Publicado el 1 de febrero de 2009
En el otoño del año pasado estuve unos días en Berlín. Yo no
conocía la ciudad y realmente me causó una buena impresión.
Además, tuvimos la suerte de disfrutar de unos días hermosos.
Provistos del natural guía, una chica jovencita que hablaba un
español de lo más gracioso, recorrimos la ciudad, sus monumentos y
museos, dignos de todo reconocimiento y “sufrimos” la cocina
alemana.
Recomiendo a cualquier persona que vaya a Berlín que no deje de
visitar el Museo de Pérgamo y de hacer el recorrido en barco por el
Spree.
Pero lo que realmente impresiona de Berlín, incluso después de que
ya no exista, es la muralla que durante décadas separó las dos
partes de la ciudad. Todavía se conservan trozos que han quedado en
pie para el recuerdo. Es para pensar detenidamente de qué manera una
muralla puede condicionar la vida de las personas.
Y haciendo estas reflexiones, se me ocurrió hacer un recorrido por
las murallas más famosas de cuantas existen. El itinerario es
complicado, pues en España tenemos muchas y muy bien conservadas
murallas. En Castilla, donde viví algunos años, cada ciudad que se
precie, puede presumir de su recinto amurallado y algunas, como
Ávila, exhibir sus murallas como un verdadero trofeo de la historia.
Pero, sin ánimo de ser excluyente, creo que las tres murallas que
más han influido en su tiempo y en la historia en general son: La
Muralla China, La Muralla de Adriano y El Muro de Berlín.

— Material de apoyo —

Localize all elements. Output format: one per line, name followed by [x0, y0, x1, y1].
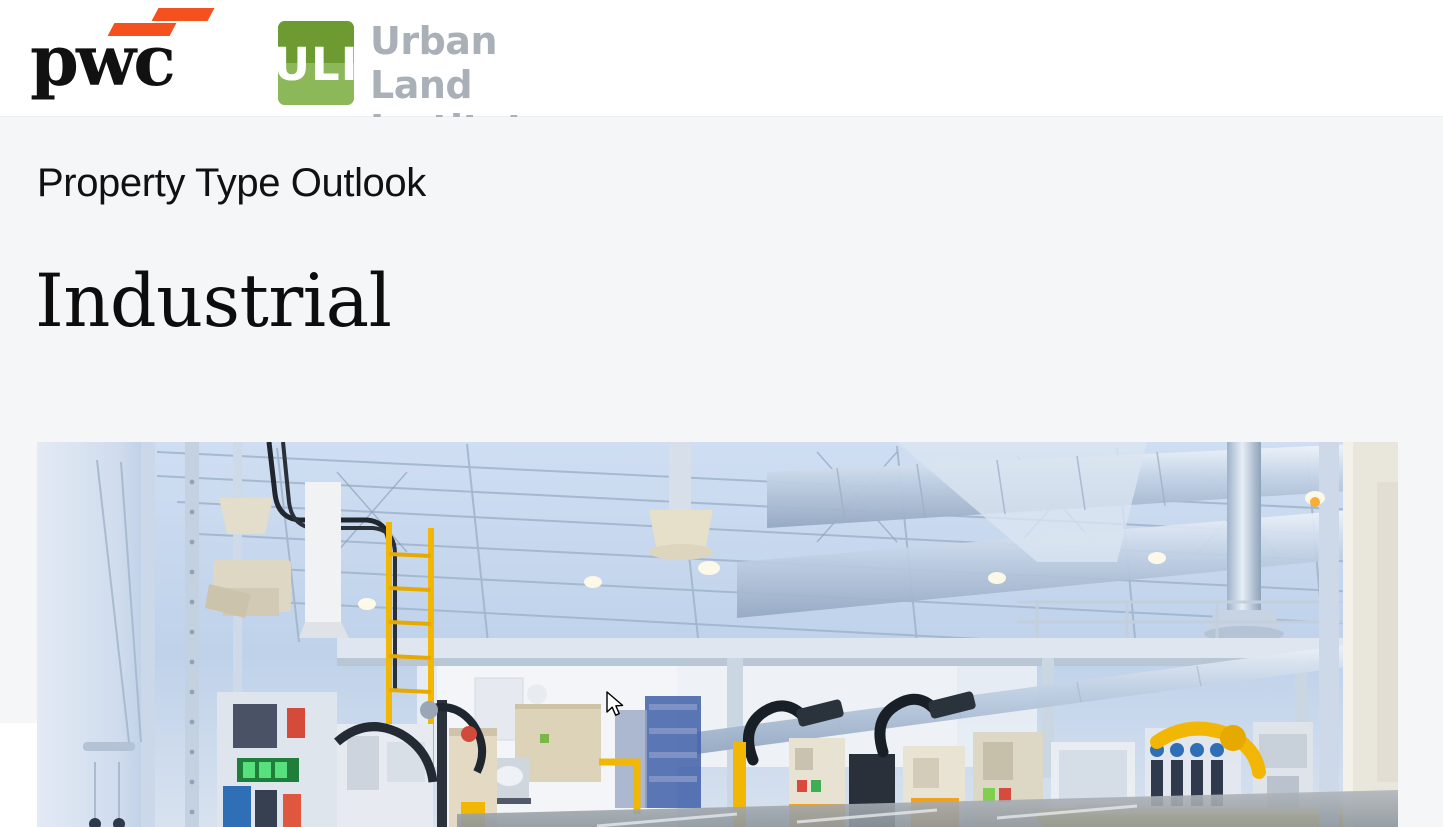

— Enunciado 1 —
Cita textualmente el pasaje del texto sobre el viaje a Berlín que va desde "Pero lo que" hasta "de la historia.", ambos incluidos.
— Enunciado 2 —
Según el texto sobre el viaje a Berlín, ¿qué dos cosas no debería dejar de hacer quien visite esa ciudad?
— Enunciado 3 —
Prosigue el texto sobre el viaje a Berlín a partir del punto en que se detiene.
Los datos no intervienen en absoluto en esta tarea.

— Respuesta 1 —
Pero lo que realmente impresiona de Berlín, incluso después de que
ya no exista, es la muralla que durante décadas separó las dos
partes de la ciudad. Todavía se conservan trozos que han quedado en
pie para el recuerdo. Es para pensar detenidamente de qué manera una
muralla puede condicionar la vida de las personas.
Y haciendo estas reflexiones, se me ocurrió hacer un recorrido por
las murallas más famosas de cuantas existen. El itinerario es
complicado, pues en España tenemos muchas y muy bien conservadas
murallas. En Castilla, donde viví algunos años, cada ciudad que se
precie, puede presumir de su recinto amurallado y algunas, como
Ávila, exhibir sus murallas como un verdadero trofeo de la historia.

— Respuesta 2 —
Visitar el Museo de Pérgamo y hacer el recorrido en barco por el Spree.

— Respuesta 3 —
Así, colocadas en orden cronológico y no de importancia, hemos de
empezar por la más antigua y la más grande. Tanto, que decían que
era la única obra humana de La Tierra que podía observarse desde el
espacio. Esto no resultó verdad, pero así se había hecho creer
desde 1938, con la publicación de un libro del periodista
Halliburton llamado Segundo libro de las
Maravillas y en el que se aseguraba tal cosa. No fue hasta
que los viajes espaciales pusieron al hombre en órbita, cuando se
comprobó la falsedad de tal aseveración.
La Gran Muralla China, no es una muralla; en realidad
son muchas murallas que fueron construidas por los señores feudales
en los siglos IV y III antes de nuestra Era. La finalidad de las
murallas que los poderosos señores de la guerra construían, era la
de defenderse entre ellos y defenderse de las hordas del norte:
mongoles, hunos y otros pueblos nómadas que entraban en correrías
por toda China apoderándose de cuanto les caía a mano, sobre todo
del ganado. Esta parte de la historia de China se conoce como de Los
Reinos Combatientes y ocupa más de dos siglos hasta que en
221 antes de Cristo, la dinastía Quin, consiguió
unificar el país. Fue en ese momento cuando el emperador comprendió
la utilidad de las Murallas y decidió unir todos los trozos que cada
señor feudal había construido, consiguiendo una muralla de
dimensiones extraordinarias.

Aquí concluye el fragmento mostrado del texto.